Extract provided START
I'm in my 40s and can't drive. Did try and failed. Until recently I worked all over the UK for over 20 years and got around happily 99% of the time by public transport. But I was very independent and never expected/relied on anyone to taxi me around.

As PP have said, her view that only "old" people think driving is important and her generation don't drive is totally at odds with the expectation of being ferried by Mum Taxi here, there and everywhere. Unless she also thinks that at your age, people have nothing better to do with their lives than wait hand and foot on their offspring. Confused

Oblomov22 · 20/07/2022 06:12

No point pushing. Depends where you live. If you live in a city you probably don't feel the need - you can get a train or a bus to anywhere. I grew up in the middle of Devon and so was desperate to learn, learnt to drive immediately. In fact I was taught clutch control etc by my dad before my actual 17th birthday, so only needed a few lessons and then passed my test soon after my actual birthday. I taught ds1 ti drive in lockdown. He had a few lessons and passed as one of the first in his year. In Surrey now, so not do urgent as Devon, but see it as a life skill.
But if she's not interested you can't force her, don't push.
Extract provided END
Information shown START
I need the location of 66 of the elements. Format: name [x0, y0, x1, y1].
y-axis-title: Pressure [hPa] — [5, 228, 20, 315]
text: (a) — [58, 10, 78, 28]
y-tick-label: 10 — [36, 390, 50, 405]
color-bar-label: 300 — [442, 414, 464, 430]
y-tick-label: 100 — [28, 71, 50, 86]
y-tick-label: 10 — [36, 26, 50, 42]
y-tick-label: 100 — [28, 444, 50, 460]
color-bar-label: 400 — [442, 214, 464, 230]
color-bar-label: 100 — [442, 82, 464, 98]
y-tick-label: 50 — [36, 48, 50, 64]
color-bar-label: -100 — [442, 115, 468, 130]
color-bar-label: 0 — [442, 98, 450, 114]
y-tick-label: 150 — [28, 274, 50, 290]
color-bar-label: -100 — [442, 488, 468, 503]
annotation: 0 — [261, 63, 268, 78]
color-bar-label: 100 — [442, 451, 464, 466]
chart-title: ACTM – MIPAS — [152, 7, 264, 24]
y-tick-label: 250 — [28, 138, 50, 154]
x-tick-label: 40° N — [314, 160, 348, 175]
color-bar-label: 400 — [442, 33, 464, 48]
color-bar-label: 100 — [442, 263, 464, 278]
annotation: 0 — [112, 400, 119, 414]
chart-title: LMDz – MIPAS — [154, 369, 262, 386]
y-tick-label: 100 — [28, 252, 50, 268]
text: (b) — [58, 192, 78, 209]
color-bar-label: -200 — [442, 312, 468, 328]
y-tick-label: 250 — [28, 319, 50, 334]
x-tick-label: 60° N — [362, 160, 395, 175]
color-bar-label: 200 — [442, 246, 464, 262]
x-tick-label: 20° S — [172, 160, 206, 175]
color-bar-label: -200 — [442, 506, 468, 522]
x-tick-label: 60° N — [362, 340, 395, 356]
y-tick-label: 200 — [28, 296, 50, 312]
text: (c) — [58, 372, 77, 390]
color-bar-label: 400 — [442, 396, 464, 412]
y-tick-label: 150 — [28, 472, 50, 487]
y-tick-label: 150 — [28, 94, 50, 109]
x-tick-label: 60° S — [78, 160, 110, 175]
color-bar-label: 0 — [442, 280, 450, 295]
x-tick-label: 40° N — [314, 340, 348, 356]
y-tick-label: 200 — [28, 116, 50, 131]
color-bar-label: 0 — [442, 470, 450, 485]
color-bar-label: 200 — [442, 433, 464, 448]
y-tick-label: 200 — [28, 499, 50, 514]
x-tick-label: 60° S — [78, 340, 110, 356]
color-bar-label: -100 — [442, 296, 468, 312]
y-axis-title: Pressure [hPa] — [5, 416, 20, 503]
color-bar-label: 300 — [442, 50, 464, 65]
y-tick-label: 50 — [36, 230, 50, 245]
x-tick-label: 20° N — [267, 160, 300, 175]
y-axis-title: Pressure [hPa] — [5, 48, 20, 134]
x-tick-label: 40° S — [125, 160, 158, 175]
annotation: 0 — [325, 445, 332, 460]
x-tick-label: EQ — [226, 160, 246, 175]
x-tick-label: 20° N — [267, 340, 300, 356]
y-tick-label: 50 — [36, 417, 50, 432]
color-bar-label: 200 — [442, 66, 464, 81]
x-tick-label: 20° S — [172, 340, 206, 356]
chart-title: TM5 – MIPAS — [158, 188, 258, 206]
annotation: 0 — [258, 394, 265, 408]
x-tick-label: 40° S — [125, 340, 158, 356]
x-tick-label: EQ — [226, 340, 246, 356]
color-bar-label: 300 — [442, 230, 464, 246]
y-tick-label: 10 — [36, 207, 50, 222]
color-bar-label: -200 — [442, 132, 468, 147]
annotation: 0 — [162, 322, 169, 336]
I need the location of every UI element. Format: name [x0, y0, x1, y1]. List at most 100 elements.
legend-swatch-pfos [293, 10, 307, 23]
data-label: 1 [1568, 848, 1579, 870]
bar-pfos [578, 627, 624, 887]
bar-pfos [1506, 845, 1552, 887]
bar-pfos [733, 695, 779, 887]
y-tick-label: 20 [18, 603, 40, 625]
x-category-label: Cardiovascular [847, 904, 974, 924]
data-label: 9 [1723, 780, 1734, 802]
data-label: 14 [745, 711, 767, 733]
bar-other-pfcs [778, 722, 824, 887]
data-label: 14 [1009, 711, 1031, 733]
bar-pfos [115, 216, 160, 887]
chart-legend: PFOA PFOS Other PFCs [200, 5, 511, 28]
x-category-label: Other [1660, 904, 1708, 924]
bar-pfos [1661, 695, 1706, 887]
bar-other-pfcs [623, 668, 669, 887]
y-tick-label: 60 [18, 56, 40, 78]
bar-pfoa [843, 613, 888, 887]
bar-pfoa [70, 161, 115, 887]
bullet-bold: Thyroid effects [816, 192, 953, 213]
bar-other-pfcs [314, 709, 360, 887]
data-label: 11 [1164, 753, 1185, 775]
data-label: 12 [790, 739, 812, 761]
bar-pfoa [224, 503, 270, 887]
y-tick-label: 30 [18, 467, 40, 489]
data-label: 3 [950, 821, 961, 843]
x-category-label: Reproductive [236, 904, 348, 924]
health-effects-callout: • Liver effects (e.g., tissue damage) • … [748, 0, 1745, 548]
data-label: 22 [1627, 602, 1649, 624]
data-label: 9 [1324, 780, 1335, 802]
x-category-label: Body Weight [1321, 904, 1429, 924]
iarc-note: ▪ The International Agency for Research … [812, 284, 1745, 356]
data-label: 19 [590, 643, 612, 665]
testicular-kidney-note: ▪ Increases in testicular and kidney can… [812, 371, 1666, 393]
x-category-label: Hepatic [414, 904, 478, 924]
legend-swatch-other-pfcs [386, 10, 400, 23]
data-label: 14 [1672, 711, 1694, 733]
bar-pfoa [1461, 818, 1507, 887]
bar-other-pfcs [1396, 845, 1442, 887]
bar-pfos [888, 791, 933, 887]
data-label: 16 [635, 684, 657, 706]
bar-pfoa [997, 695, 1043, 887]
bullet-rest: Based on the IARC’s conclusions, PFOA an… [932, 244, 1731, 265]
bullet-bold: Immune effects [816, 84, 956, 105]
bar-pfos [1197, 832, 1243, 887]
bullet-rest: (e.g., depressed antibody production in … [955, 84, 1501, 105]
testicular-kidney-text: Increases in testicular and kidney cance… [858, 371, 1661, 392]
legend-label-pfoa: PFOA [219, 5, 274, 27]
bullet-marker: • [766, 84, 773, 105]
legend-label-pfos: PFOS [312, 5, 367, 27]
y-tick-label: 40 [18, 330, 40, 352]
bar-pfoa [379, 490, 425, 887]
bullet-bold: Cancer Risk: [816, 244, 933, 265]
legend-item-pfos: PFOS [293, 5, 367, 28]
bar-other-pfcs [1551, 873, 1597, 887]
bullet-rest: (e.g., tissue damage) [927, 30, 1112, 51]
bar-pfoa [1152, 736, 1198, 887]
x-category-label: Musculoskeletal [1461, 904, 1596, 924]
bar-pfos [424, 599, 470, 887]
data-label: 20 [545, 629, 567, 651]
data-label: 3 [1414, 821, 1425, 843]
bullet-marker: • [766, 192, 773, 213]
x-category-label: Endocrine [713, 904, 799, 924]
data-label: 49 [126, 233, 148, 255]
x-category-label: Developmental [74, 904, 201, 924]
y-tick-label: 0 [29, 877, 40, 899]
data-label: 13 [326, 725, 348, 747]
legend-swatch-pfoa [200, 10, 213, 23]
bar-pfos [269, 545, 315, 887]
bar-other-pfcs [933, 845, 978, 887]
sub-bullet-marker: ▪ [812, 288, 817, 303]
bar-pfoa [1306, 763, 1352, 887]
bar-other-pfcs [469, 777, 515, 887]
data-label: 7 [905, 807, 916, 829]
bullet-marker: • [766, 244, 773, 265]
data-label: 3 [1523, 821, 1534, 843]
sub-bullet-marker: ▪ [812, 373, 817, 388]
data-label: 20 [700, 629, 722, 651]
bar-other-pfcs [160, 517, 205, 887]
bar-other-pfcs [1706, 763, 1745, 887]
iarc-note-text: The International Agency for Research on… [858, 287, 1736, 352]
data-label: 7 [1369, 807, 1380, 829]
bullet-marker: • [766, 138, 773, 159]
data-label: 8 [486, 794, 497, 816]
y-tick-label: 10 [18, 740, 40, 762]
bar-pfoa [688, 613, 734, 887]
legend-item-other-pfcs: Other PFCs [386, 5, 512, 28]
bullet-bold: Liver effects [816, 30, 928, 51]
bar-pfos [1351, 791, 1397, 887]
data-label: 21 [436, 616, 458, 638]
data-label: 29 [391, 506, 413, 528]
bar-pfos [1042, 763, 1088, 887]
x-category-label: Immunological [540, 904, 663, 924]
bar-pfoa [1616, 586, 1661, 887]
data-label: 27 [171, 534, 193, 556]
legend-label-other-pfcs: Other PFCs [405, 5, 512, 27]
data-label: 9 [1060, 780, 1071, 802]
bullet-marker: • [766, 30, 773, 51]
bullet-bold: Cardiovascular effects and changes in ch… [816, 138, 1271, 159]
Information shown END
* **What you need to do**:
[1] In the forum posts about learning to drive, where did Oblomov22 grow up?
[2] Name every place that the forum posts about learning to drive mention.
[3] Write a continuation of the forum posts about learning to drive.
None of this work draws on the material.

* **Responses per task**:
[1] In the middle of Devon.

[2] The UK, Devon, Surrey

[3]
Bednobsbroomsticks · 20/07/2022 06:23

My daughter is the same. Doesn't want to drive, global warming etc etc. She's just come back from uni and we live in area where you need a car. She's planning to move to a city where she would rather take public transport. Trouble is when she is home needs lifts etc which is hypocritical re the whole GW issue. Told her if she moves away and lives in city all well and good. If she stays here she either learns to drive or finds some good bus routes as refuse to be constant taxi service. She shouldn't really be on the road though Jesus . She screams and hides her face when she thinks I might run down a pigeon. Lol

SavoirFlair · 20/07/2022 06:23

What’s fascinating is the vehemence and urgency of the posts from drivers who claim that learning driving is

• A central rite of passage for teenagers
• You’re not a true adult without the skill
• You must have a “screw loose” as an adult if you didn’t learn to drive as a teenager
• It’s an essential life skill
• People will inevitably have to “ferry you around” if you don’t have a car

It’s just utterly depressing in its parochial approach. The kind of level of thinking that means on my friend’s Victorian houses residential street in London we have two households with nine cars, because both DCs (who are in their 20s but “need” cars) are driving. In London.

As I said before, I didn’t drive till much later in life. My parents couldn’t afford driving lessons for me. My summer jobs as a teenager funded university. I then got to experience Singapore, Hong Kong, New York, set up a good career for myself.

should I have stayed in Dorset as a child, forgone uni and spent the money instead on driving lessons aged 18 because without them, I must “have a screw loose” as an adult?!

To the utterly dull folk going on about everyone should help their kids to drive? check your privilege. To those claiming all public transport is shit? Try getting out of the backwater where you live.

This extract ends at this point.